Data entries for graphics
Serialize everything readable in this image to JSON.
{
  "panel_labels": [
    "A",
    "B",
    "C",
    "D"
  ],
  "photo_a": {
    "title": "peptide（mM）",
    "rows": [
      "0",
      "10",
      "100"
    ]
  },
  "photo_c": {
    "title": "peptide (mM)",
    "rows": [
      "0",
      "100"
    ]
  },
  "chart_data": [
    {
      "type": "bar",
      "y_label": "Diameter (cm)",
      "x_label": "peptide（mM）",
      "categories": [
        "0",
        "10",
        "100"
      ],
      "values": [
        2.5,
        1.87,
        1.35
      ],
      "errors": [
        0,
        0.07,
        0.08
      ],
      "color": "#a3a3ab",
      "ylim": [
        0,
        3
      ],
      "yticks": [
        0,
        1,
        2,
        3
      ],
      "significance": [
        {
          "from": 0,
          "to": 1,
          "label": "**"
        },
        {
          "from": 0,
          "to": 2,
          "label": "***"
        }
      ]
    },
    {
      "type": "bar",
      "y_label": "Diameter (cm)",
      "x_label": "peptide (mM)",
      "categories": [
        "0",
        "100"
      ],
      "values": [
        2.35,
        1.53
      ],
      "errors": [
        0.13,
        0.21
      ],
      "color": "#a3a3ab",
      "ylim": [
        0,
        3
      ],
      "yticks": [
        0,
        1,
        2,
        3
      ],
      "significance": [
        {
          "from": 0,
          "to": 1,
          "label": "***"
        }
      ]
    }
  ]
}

» **THE TASK**:
When the entries above are retyped, each line must stay exactly as it is.

» **EXERCISE RESULT**:
Serialize everything readable in this image to JSON.
{
  "panel_labels": [
    "A",
    "B",
    "C",
    "D"
  ],
  "photo_a": {
    "title": "peptide（mM）",
    "rows": [
      "0",
      "10",
      "100"
    ]
  },
  "photo_c": {
    "title": "peptide (mM)",
    "rows": [
      "0",
      "100"
    ]
  },
  "chart_data": [
    {
      "type": "bar",
      "y_label": "Diameter (cm)",
      "x_label": "peptide（mM）",
      "categories": [
        "0",
        "10",
        "100"
      ],
      "values": [
        2.5,
        1.87,
        1.35
      ],
      "errors": [
        0,
        0.07,
        0.08
      ],
      "color": "#a3a3ab",
      "ylim": [
        0,
        3
      ],
      "yticks": [
        0,
        1,
        2,
        3
      ],
      "significance": [
        {
          "from": 0,
          "to": 1,
          "label": "**"
        },
        {
          "from": 0,
          "to": 2,
          "label": "***"
        }
      ]
    },
    {
      "type": "bar",
      "y_label": "Diameter (cm)",
      "x_label": "peptide (mM)",
      "categories": [
        "0",
        "100"
      ],
      "values": [
        2.35,
        1.53
      ],
      "errors": [
        0.13,
        0.21
      ],
      "color": "#a3a3ab",
      "ylim": [
        0,
        3
      ],
      "yticks": [
        0,
        1,
        2,
        3
      ],
      "significance": [
        {
          "from": 0,
          "to": 1,
          "label": "***"
        }
      ]
    }
  ]
}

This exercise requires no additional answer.